**Problem description**
In the listing below, find every line containing "外出自粛の前" and copy it out.

**Material provided**
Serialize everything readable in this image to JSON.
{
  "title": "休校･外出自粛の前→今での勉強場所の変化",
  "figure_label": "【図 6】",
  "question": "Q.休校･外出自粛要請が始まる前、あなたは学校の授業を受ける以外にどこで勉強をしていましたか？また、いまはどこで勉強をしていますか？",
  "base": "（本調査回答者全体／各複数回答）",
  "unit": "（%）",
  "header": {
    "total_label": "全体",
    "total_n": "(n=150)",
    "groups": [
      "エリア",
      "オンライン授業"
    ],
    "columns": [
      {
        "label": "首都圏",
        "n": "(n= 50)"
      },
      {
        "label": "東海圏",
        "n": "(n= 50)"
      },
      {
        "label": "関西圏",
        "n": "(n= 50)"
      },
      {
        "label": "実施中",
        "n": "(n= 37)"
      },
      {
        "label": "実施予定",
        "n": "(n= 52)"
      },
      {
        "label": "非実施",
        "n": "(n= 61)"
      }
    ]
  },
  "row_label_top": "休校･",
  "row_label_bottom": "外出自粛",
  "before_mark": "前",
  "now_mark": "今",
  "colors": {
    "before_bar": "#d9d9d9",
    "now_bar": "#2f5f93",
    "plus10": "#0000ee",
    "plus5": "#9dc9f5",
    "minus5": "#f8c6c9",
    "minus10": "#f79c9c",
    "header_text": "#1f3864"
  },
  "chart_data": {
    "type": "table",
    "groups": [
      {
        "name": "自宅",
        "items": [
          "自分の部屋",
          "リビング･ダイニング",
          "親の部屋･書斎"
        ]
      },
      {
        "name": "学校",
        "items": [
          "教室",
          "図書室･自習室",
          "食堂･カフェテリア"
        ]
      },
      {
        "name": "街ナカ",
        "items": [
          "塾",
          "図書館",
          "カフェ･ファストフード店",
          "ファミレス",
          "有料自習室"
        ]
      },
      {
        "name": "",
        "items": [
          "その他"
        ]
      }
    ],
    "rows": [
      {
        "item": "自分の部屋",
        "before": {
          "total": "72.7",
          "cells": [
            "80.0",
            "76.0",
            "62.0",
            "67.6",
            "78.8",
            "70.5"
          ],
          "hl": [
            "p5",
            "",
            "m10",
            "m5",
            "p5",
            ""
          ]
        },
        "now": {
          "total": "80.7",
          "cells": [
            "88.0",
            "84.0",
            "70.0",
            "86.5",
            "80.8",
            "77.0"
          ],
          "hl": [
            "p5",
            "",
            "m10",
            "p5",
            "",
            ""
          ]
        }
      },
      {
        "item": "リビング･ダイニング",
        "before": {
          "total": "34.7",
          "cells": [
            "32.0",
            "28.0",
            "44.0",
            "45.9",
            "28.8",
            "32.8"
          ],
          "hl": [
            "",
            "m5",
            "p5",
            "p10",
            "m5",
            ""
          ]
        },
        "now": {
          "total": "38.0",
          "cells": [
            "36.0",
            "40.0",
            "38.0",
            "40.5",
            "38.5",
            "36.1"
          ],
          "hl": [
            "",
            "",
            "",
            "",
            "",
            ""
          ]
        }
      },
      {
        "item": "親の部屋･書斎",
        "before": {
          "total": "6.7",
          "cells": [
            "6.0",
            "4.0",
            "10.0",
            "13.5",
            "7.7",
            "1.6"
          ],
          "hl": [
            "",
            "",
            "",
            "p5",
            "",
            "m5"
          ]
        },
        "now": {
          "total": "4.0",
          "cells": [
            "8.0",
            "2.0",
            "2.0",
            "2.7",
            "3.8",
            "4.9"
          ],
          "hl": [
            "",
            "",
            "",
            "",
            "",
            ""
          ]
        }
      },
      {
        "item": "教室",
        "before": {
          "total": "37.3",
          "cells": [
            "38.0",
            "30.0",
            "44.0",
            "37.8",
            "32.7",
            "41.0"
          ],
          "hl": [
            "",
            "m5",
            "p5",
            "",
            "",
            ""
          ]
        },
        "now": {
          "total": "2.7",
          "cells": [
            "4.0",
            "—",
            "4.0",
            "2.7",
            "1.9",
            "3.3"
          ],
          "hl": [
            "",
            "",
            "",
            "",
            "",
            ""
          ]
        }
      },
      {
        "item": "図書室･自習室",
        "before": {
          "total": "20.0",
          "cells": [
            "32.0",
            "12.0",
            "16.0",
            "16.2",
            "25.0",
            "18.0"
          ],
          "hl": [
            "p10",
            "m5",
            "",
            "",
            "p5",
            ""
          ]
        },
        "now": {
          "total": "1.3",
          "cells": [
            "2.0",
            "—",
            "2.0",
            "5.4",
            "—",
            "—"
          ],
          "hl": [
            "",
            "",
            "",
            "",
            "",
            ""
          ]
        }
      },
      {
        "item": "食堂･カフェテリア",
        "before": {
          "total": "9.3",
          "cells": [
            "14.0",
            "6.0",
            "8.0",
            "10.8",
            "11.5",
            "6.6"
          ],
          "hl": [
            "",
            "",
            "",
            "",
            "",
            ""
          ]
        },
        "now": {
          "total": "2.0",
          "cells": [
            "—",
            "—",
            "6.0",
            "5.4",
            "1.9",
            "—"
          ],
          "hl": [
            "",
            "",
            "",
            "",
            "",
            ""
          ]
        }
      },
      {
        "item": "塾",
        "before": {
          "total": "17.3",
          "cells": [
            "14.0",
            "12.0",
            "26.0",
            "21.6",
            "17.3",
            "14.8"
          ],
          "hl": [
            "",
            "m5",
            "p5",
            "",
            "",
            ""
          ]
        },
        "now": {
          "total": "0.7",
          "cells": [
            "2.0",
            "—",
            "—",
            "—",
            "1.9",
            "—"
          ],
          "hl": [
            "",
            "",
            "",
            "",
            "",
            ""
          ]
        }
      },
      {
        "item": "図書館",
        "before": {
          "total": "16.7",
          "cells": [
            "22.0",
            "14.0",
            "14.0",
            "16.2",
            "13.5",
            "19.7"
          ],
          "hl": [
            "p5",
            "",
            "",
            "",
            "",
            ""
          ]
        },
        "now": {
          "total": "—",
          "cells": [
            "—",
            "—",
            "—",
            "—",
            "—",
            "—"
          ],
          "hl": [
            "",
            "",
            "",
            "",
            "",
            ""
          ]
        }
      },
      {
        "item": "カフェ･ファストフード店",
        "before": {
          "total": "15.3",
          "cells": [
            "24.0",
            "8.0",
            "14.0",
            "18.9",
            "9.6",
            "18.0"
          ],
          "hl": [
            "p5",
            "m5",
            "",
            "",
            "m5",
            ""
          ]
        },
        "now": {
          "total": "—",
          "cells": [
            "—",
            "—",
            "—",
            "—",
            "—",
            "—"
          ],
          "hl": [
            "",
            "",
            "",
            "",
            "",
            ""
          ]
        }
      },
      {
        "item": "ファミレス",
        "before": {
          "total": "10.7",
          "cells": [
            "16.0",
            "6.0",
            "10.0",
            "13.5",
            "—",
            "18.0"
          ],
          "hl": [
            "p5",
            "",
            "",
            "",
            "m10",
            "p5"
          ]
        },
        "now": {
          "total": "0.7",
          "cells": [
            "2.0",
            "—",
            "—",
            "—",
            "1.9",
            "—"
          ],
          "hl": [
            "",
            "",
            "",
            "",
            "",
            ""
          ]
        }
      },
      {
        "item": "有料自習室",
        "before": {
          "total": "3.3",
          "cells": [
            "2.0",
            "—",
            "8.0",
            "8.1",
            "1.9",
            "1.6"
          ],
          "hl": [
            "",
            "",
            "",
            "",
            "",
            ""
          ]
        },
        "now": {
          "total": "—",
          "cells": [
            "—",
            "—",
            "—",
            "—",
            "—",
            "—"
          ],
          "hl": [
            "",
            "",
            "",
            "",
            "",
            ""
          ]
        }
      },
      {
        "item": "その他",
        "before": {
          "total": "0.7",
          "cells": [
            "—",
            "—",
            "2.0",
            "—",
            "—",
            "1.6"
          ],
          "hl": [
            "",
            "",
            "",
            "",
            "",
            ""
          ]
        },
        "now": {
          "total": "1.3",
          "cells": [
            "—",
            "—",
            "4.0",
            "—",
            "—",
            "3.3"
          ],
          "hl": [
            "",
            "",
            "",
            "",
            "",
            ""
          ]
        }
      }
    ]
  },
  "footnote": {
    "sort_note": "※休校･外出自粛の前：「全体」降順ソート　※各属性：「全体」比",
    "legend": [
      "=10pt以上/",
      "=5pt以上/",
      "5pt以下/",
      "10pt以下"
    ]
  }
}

**Task output**
  "title": "休校･外出自粛の前→今での勉強場所の変化",
    "sort_note": "※休校･外出自粛の前：「全体」降順ソート　※各属性：「全体」比",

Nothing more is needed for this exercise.